WORK TO BE COMPLETED -> Lift every line from the entries that includes the word "this".

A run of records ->
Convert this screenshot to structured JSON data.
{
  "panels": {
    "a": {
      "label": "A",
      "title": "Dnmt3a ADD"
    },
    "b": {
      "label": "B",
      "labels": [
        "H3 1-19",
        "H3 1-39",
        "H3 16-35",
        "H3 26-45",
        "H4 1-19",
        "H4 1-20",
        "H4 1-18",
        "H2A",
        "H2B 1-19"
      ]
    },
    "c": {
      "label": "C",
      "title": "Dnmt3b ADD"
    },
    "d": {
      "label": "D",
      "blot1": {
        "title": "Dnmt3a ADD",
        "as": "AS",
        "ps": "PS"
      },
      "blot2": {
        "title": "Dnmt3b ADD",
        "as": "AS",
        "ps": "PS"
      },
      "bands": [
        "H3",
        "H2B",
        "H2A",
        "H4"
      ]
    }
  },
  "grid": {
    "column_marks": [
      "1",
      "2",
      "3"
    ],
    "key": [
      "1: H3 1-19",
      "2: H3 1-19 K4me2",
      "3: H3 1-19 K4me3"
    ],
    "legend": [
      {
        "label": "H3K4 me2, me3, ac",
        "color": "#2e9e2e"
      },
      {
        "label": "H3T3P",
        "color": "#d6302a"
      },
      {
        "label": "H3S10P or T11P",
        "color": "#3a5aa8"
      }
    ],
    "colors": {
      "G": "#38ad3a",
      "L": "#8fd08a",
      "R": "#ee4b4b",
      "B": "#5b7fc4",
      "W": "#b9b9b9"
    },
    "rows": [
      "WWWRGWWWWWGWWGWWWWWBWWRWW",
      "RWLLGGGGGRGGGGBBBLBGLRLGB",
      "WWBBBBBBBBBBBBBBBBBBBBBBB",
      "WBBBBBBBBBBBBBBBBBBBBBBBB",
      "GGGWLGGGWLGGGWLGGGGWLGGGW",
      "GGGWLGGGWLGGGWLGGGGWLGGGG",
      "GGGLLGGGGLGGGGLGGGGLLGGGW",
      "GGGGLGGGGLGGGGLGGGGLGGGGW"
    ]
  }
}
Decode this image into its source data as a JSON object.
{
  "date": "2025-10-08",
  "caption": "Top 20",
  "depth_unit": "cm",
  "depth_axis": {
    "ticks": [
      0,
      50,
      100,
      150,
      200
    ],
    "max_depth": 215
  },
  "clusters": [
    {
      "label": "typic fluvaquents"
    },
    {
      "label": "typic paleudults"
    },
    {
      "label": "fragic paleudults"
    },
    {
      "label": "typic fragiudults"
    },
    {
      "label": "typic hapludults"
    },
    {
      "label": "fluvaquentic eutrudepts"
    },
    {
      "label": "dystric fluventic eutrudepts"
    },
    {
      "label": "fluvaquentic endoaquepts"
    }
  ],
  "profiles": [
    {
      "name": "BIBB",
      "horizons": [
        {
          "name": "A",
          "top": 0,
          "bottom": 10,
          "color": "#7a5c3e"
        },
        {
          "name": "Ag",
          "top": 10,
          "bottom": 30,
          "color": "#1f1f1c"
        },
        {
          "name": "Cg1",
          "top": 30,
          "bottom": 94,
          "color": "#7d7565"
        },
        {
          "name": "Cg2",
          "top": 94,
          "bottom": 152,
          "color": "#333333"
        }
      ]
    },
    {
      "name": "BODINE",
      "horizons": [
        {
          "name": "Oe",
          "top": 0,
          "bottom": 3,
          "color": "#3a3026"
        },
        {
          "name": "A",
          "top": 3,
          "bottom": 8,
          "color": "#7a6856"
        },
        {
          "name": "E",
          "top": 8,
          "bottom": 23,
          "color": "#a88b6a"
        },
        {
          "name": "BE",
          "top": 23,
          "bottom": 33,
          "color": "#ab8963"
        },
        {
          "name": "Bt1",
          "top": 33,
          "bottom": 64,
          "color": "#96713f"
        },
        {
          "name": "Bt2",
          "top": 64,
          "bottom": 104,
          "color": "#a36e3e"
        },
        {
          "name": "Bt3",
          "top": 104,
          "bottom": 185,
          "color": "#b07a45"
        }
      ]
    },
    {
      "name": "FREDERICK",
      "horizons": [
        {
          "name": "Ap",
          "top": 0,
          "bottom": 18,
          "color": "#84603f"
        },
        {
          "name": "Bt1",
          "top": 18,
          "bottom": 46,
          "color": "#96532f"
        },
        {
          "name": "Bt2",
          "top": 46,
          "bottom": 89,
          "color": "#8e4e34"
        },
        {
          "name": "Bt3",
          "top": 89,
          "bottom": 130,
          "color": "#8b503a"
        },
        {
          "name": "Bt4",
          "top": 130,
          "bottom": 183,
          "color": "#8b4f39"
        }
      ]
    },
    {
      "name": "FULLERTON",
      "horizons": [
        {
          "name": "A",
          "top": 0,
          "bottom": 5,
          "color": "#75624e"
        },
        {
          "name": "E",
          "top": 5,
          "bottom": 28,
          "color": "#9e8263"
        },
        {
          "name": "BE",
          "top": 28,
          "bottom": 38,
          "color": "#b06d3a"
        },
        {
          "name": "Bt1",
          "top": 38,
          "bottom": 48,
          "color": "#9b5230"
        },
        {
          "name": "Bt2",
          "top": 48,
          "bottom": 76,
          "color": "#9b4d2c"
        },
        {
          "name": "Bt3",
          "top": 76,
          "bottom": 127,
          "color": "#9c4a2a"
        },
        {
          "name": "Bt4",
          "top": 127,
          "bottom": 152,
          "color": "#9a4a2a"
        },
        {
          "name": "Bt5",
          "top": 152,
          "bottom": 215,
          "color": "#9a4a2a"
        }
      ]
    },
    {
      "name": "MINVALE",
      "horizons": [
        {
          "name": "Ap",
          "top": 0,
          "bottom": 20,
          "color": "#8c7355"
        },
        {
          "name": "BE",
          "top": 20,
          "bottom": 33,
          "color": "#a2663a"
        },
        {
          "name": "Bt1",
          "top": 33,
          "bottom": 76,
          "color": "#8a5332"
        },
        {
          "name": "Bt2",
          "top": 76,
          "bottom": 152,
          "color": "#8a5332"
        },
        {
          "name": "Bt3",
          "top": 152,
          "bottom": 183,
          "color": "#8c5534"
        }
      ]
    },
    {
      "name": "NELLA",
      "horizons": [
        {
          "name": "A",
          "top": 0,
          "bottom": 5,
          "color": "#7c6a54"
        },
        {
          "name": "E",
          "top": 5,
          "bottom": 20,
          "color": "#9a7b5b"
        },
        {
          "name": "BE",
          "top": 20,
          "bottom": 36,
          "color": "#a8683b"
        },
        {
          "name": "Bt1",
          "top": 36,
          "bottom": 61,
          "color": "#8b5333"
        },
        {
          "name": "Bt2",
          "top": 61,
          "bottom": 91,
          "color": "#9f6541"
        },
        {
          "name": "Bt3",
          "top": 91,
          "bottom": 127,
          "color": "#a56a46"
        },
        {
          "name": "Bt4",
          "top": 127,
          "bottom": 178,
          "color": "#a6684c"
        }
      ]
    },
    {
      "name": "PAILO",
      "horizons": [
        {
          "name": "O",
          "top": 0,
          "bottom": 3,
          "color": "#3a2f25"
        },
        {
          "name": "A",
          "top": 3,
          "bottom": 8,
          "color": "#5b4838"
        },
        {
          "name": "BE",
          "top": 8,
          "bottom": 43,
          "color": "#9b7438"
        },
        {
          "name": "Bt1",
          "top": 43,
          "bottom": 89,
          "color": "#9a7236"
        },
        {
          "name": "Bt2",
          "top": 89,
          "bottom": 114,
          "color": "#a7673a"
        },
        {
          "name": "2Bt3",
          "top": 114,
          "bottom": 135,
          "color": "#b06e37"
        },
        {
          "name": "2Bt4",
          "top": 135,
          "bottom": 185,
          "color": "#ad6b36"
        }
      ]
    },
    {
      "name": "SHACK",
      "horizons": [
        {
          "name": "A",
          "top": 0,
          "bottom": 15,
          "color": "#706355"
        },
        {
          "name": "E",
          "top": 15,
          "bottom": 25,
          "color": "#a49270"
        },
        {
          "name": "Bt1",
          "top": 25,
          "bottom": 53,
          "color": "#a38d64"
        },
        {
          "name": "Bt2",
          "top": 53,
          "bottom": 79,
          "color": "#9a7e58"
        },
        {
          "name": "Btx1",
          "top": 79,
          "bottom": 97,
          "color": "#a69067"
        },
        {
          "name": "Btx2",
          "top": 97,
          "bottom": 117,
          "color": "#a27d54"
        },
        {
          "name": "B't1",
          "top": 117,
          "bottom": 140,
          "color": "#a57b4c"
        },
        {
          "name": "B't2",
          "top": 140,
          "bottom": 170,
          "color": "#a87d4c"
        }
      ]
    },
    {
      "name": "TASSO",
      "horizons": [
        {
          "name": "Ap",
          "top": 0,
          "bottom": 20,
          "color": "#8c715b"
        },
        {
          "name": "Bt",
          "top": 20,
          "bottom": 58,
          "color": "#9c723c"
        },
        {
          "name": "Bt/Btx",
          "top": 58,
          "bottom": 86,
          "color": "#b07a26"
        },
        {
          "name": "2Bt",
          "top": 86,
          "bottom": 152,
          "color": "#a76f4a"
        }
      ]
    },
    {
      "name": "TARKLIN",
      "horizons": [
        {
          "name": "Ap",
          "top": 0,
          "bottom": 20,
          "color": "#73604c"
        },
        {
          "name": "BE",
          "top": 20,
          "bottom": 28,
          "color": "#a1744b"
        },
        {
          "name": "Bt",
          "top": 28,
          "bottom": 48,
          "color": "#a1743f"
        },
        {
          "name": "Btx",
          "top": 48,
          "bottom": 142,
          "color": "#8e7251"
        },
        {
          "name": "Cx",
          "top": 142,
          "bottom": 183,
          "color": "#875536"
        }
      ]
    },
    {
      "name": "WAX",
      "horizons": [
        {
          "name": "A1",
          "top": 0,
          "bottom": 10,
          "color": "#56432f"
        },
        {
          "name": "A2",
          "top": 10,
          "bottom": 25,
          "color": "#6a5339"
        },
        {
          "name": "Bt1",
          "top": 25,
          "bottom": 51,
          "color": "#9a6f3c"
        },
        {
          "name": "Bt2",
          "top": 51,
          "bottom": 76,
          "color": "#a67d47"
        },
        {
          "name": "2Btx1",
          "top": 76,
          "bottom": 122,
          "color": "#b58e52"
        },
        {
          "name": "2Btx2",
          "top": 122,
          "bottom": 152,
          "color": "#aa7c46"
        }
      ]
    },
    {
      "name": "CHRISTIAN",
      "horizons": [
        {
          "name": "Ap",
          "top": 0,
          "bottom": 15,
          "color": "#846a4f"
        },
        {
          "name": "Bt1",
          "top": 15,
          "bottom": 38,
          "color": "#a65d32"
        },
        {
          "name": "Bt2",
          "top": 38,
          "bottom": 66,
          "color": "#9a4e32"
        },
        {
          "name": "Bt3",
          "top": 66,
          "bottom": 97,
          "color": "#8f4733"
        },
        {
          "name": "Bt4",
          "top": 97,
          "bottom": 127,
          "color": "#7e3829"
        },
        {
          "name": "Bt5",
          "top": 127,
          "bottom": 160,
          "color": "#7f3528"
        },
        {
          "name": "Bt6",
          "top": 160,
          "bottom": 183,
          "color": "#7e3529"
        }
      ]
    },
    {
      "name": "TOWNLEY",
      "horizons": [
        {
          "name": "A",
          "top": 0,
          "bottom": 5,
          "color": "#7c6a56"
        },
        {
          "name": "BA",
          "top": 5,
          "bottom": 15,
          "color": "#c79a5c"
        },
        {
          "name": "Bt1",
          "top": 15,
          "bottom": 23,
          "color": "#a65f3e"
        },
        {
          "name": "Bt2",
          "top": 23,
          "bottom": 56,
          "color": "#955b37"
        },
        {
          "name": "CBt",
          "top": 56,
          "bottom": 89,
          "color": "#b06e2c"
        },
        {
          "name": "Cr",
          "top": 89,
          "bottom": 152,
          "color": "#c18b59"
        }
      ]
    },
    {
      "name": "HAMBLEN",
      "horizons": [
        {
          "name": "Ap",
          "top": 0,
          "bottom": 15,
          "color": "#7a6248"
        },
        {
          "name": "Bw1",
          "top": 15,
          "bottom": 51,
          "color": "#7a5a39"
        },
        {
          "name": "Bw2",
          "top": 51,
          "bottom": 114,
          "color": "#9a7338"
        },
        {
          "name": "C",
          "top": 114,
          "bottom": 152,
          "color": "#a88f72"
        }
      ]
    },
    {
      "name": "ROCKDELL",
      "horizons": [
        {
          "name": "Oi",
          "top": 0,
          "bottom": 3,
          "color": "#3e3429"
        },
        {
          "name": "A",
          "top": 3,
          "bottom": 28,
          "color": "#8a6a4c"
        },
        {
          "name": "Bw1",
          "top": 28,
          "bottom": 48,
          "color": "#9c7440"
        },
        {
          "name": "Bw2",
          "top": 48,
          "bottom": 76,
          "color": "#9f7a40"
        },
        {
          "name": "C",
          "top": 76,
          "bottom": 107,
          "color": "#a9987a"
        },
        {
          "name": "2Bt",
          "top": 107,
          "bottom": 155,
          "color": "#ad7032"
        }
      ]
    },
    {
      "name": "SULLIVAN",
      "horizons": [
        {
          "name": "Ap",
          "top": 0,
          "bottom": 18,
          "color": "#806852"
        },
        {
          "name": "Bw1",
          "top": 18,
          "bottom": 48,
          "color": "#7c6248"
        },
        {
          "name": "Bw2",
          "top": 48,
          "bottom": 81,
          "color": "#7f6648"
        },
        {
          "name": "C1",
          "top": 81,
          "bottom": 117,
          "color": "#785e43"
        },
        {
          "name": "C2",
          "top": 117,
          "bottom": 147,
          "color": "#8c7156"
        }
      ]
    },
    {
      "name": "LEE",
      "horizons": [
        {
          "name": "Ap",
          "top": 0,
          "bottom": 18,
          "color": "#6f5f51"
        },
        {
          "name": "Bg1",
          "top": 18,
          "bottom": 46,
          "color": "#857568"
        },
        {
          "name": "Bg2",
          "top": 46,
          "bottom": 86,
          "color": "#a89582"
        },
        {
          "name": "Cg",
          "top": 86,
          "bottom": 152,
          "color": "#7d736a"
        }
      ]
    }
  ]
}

WORKED ANSWER ->
Convert this screenshot to structured JSON data.
Decode this image into its source data as a JSON object.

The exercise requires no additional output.